__INSTRUCTIONS FOR THE TASK__: Would you write out the listing verbatim and skip every picture in it?

__RECORD LIST__:
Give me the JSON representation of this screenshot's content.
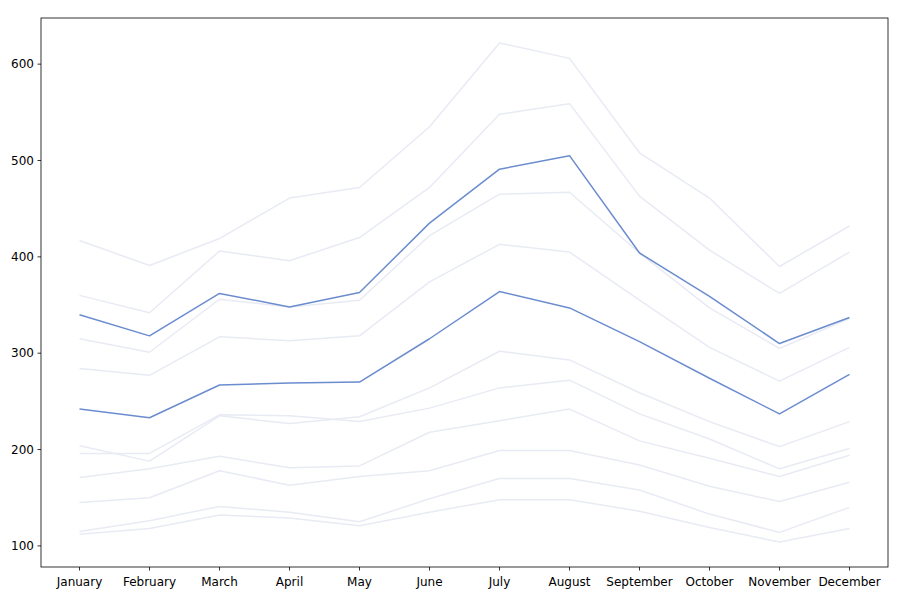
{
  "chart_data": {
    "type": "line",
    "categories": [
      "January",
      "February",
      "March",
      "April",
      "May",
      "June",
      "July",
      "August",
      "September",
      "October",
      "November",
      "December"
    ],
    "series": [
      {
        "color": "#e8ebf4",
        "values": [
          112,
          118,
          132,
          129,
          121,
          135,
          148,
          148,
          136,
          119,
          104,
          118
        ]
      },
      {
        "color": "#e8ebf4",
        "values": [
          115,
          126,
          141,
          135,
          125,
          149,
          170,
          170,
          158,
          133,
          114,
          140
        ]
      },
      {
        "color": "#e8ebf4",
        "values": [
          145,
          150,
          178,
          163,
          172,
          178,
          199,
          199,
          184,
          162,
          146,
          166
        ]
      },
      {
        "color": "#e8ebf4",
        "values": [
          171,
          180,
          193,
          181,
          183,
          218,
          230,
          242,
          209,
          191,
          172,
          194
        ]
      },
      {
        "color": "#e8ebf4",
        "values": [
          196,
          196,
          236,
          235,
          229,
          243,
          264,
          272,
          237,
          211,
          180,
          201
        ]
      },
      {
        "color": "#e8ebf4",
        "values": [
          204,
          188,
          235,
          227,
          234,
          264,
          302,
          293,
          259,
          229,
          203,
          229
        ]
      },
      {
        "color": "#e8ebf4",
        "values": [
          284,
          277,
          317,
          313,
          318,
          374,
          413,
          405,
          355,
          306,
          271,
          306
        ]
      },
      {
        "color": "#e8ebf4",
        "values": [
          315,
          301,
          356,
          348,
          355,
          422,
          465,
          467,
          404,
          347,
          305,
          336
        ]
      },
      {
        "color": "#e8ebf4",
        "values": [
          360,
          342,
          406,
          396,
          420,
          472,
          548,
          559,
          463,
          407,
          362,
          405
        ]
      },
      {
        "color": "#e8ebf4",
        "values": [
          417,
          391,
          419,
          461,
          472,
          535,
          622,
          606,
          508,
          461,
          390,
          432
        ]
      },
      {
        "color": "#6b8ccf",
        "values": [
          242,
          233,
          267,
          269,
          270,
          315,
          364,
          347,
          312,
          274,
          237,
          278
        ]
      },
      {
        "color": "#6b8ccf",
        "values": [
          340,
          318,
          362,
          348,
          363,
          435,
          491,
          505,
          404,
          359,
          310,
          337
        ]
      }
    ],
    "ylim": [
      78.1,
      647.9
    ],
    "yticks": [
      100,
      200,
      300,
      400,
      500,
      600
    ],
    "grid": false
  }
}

__ANSWER TO THIS PROBLEM__:
Give me the JSON representation of this screenshot's content.
{
  "chart_data": {
    "type": "line",
    "categories": [
      "January",
      "February",
      "March",
      "April",
      "May",
      "June",
      "July",
      "August",
      "September",
      "October",
      "November",
      "December"
    ],
    "series": [
      {
        "color": "#e8ebf4",
        "values": [
          112,
          118,
          132,
          129,
          121,
          135,
          148,
          148,
          136,
          119,
          104,
          118
        ]
      },
      {
        "color": "#e8ebf4",
        "values": [
          115,
          126,
          141,
          135,
          125,
          149,
          170,
          170,
          158,
          133,
          114,
          140
        ]
      },
      {
        "color": "#e8ebf4",
        "values": [
          145,
          150,
          178,
          163,
          172,
          178,
          199,
          199,
          184,
          162,
          146,
          166
        ]
      },
      {
        "color": "#e8ebf4",
        "values": [
          171,
          180,
          193,
          181,
          183,
          218,
          230,
          242,
          209,
          191,
          172,
          194
        ]
      },
      {
        "color": "#e8ebf4",
        "values": [
          196,
          196,
          236,
          235,
          229,
          243,
          264,
          272,
          237,
          211,
          180,
          201
        ]
      },
      {
        "color": "#e8ebf4",
        "values": [
          204,
          188,
          235,
          227,
          234,
          264,
          302,
          293,
          259,
          229,
          203,
          229
        ]
      },
      {
        "color": "#e8ebf4",
        "values": [
          284,
          277,
          317,
          313,
          318,
          374,
          413,
          405,
          355,
          306,
          271,
          306
        ]
      },
      {
        "color": "#e8ebf4",
        "values": [
          315,
          301,
          356,
          348,
          355,
          422,
          465,
          467,
          404,
          347,
          305,
          336
        ]
      },
      {
        "color": "#e8ebf4",
        "values": [
          360,
          342,
          406,
          396,
          420,
          472,
          548,
          559,
          463,
          407,
          362,
          405
        ]
      },
      {
        "color": "#e8ebf4",
        "values": [
          417,
          391,
          419,
          461,
          472,
          535,
          622,
          606,
          508,
          461,
          390,
          432
        ]
      },
      {
        "color": "#6b8ccf",
        "values": [
          242,
          233,
          267,
          269,
          270,
          315,
          364,
          347,
          312,
          274,
          237,
          278
        ]
      },
      {
        "color": "#6b8ccf",
        "values": [
          340,
          318,
          362,
          348,
          363,
          435,
          491,
          505,
          404,
          359,
          310,
          337
        ]
      }
    ],
    "ylim": [
      78.1,
      647.9
    ],
    "yticks": [
      100,
      200,
      300,
      400,
      500,
      600
    ],
    "grid": false
  }
}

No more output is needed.